Directions for this task
Nothing but the text of the records should come back; copy it exactly and leave the pictures out.

★ ★ ★ ★

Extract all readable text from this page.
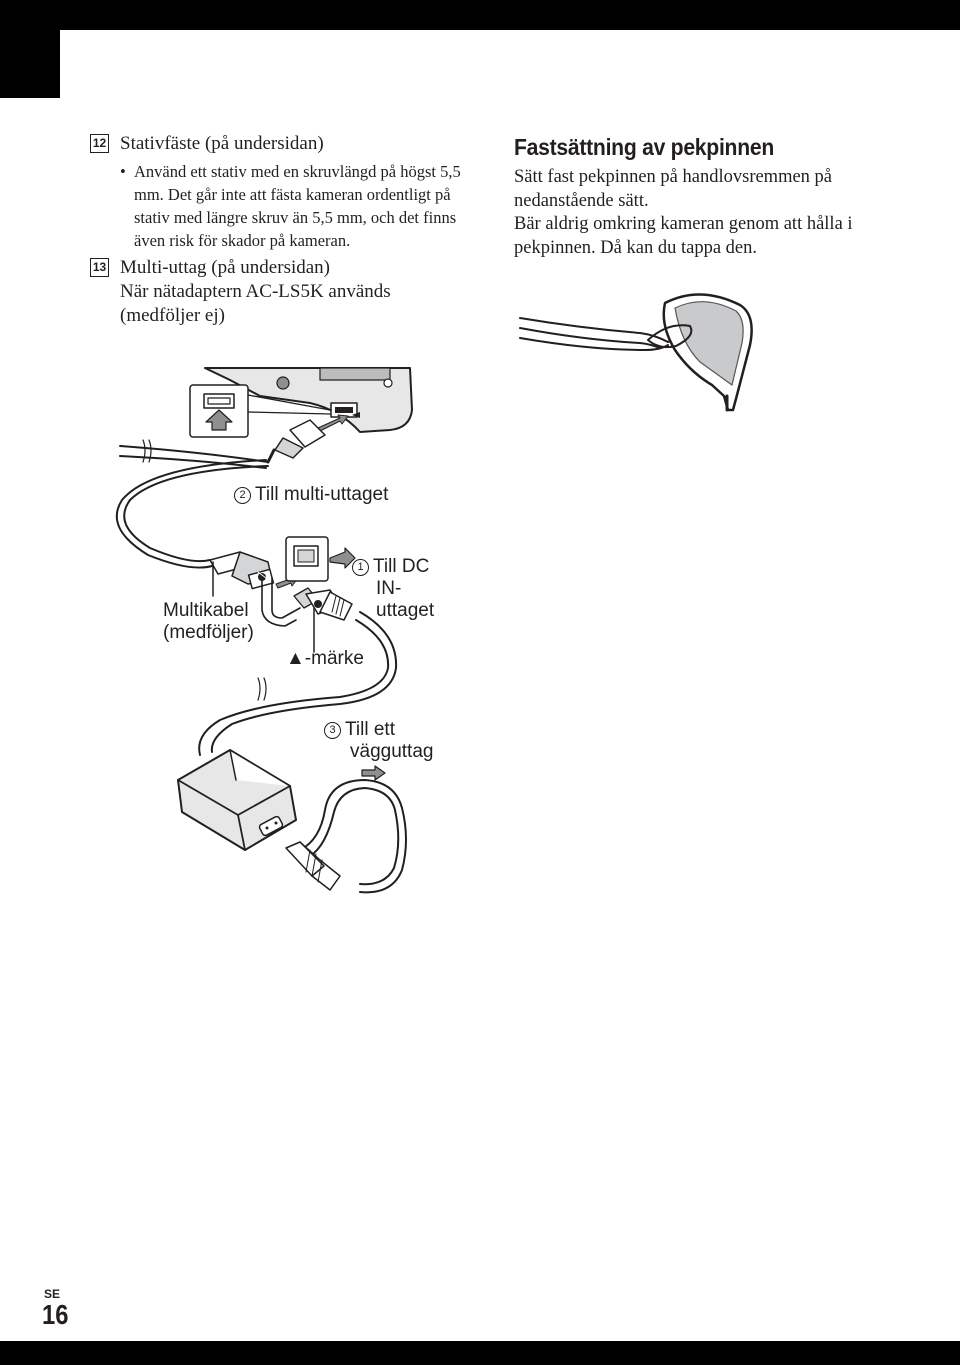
12 Stativfäste (på undersidan)
• Använd ett stativ med en skruvlängd på högst 5,5 mm. Det går inte att fästa kameran ordentligt på stativ med längre skruv än 5,5 mm, och det finns även risk för skador på kameran.
13 Multi-uttag (på undersidan)
När nätadaptern AC-LS5K används (medföljer ej)
Fastsättning av pekpinnen
Sätt fast pekpinnen på handlovsremmen på nedanstående sätt.
Bär aldrig omkring kameran genom att hålla i pekpinnen. Då kan du tappa den.
2 Till multi-uttaget
1 Till DC
IN-
uttaget
Multikabel
(medföljer)
▲-märke
3 Till ett
vägguttag
SE
16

★ ★ ★ ★

Answer to the exercise
Extract all readable text from this page.
12 Stativfäste (på undersidan)
• Använd ett stativ med en skruvlängd på högst 5,5 mm. Det går inte att fästa kameran ordentligt på stativ med längre skruv än 5,5 mm, och det finns även risk för skador på kameran.
13 Multi-uttag (på undersidan)
När nätadaptern AC-LS5K används (medföljer ej)
Fastsättning av pekpinnen
Sätt fast pekpinnen på handlovsremmen på nedanstående sätt.
Bär aldrig omkring kameran genom att hålla i pekpinnen. Då kan du tappa den.
2 Till multi-uttaget
1 Till DC
IN-
uttaget
Multikabel
(medföljer)
▲-märke
3 Till ett
vägguttag
SE
16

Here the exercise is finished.